= TEXT BLOCK =
- - - - - - -
Perhaps Rep. Akin and his audience have forgotten what happened in July 1917 in their county’s main city, which had significant national reverberations.* On 1 July 1917, in the midst of labor strife that had exacerbated racial tensions, a crowd of angry whites drove through East St. Louis, a largely black community, shooting guns to express their anger after it was alleged that black workers had broken a strike.
When two policemen were shot in the midst of these incidents and the black community was blamed, the white mob lynched and murdered thirty-five black citizens, mutilating many of them and throwing their bodies into the Mississippi River. At this point, the revulsion of one of Missouri’s then Congressional representatives, Leonidas C. Dyer, was so great that he introduced the Dyer Anti-Lynching bill to outlaw mob violence and lynchings.
Poor Leonidas Dyer. How badly his memory is now being served by the people of a district he served with such distinction. And how short the memory of those folks seems to be regarding what lynchings were really all about—something sane folks surely do not want to return to, that ugly period of racially-fueled mob violence in our society.
Olbermann’s segment then shifted to footage from the town-hall meeting held earlier this week at Children’s Hospital in Little Rock. Arkansas representatives Vic Snyder and Mike Ross hosted this event. The clip features a woman standing up to tell the audience that her America has been taken away. As she shakes and tears up, she shouts that she’s afraid!
At this point, Keith Olbermann asks Jonathan Alter of Newsweek, who joined him on the show, what he thinks about this clip. Olbermann asks if the fear and anger about health care reform exhibited by people like this Arkansas lady is really about who won the election and not about health care at all. As he notes, there’s an odd sense in such clips that we could be looking at what happened at the McCain-Palin rallies.
- - - - - - -
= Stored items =
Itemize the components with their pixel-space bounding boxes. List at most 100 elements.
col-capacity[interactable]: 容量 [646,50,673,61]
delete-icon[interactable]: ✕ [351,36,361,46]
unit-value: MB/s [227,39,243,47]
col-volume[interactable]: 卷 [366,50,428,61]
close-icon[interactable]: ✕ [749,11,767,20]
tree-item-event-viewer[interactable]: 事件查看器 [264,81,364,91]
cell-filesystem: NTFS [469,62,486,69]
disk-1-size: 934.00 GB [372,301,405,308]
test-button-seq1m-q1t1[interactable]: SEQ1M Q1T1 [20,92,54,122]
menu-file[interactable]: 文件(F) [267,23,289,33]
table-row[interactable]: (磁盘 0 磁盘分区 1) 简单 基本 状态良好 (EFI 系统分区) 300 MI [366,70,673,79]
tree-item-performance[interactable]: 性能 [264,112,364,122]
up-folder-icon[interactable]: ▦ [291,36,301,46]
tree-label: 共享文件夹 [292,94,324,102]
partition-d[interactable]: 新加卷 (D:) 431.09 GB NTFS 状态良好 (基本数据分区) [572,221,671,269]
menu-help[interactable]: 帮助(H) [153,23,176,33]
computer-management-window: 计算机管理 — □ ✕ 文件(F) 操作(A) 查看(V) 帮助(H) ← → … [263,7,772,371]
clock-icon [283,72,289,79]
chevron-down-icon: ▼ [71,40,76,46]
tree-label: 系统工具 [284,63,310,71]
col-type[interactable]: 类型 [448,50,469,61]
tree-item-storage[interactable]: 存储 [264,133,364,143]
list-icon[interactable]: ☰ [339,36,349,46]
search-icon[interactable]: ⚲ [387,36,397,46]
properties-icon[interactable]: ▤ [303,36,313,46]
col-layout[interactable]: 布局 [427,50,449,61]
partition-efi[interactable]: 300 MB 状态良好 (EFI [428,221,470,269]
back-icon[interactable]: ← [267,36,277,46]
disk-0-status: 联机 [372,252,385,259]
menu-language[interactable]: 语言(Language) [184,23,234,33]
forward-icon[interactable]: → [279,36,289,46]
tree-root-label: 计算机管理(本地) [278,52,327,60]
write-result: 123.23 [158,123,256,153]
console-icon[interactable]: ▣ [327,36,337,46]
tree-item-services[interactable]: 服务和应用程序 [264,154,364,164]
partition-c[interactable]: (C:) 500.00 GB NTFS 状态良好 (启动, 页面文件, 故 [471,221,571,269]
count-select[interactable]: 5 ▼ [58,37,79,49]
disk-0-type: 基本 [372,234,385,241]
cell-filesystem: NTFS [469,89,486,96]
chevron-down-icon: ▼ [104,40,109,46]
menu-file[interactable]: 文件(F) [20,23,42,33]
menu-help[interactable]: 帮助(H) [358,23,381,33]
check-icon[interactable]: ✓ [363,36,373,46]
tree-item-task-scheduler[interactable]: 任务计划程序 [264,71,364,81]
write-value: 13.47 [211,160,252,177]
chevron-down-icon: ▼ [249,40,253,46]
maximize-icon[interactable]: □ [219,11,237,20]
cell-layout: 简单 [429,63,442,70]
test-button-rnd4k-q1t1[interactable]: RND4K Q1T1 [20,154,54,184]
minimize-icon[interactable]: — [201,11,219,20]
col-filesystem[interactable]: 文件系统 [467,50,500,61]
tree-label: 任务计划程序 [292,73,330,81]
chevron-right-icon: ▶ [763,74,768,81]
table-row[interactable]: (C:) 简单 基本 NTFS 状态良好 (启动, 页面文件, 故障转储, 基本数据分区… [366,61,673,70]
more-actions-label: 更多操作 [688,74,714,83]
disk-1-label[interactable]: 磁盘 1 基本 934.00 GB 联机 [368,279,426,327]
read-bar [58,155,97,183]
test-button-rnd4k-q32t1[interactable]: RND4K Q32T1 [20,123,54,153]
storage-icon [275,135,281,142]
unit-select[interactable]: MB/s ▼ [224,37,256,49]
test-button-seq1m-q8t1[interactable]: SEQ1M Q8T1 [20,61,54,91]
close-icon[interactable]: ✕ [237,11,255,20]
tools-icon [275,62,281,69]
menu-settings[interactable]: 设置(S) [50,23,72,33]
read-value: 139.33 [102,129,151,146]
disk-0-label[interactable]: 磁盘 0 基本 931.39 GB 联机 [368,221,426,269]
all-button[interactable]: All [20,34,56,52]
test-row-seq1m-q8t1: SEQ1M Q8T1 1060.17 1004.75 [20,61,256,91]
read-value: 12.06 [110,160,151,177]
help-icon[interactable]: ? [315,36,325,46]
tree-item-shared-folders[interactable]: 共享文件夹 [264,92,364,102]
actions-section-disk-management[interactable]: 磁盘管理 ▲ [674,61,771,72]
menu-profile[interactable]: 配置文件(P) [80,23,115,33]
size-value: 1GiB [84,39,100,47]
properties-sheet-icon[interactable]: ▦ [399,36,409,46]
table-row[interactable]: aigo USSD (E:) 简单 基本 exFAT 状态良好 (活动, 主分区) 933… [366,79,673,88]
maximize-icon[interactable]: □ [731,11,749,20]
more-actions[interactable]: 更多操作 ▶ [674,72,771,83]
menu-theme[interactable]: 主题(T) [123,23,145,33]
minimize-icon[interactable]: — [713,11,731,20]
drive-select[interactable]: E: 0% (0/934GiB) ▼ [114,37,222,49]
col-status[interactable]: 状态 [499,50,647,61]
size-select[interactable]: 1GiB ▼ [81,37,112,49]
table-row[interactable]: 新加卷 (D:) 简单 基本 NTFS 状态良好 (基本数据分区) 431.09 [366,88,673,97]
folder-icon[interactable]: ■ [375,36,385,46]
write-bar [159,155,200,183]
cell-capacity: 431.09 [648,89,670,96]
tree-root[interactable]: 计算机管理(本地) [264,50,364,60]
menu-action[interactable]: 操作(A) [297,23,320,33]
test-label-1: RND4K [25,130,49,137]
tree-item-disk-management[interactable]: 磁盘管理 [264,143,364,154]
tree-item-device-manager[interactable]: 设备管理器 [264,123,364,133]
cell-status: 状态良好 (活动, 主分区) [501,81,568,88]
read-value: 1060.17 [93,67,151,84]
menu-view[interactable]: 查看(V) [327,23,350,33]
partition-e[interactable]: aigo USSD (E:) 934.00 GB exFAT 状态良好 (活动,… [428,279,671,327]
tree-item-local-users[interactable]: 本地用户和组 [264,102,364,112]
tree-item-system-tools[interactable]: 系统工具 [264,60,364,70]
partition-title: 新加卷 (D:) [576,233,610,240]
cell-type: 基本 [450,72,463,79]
- - - - - - -
= BRIEF =
Transcribe the stretch of the text on lynching and the health care town halls from "Perhaps Rep. Akin" through "violence and lynchings.". The records were drawn from a separate source.

= RESPONSE TO THE EXERCISE =
Perhaps Rep. Akin and his audience have forgotten what happened in July 1917 in their county’s main city, which had significant national reverberations.* On 1 July 1917, in the midst of labor strife that had exacerbated racial tensions, a crowd of angry whites drove through East St. Louis, a largely black community, shooting guns to express their anger after it was alleged that black workers had broken a strike.
When two policemen were shot in the midst of these incidents and the black community was blamed, the white mob lynched and murdered thirty-five black citizens, mutilating many of them and throwing their bodies into the Mississippi River. At this point, the revulsion of one of Missouri’s then Congressional representatives, Leonidas C. Dyer, was so great that he introduced the Dyer Anti-Lynching bill to outlaw mob violence and lynchings.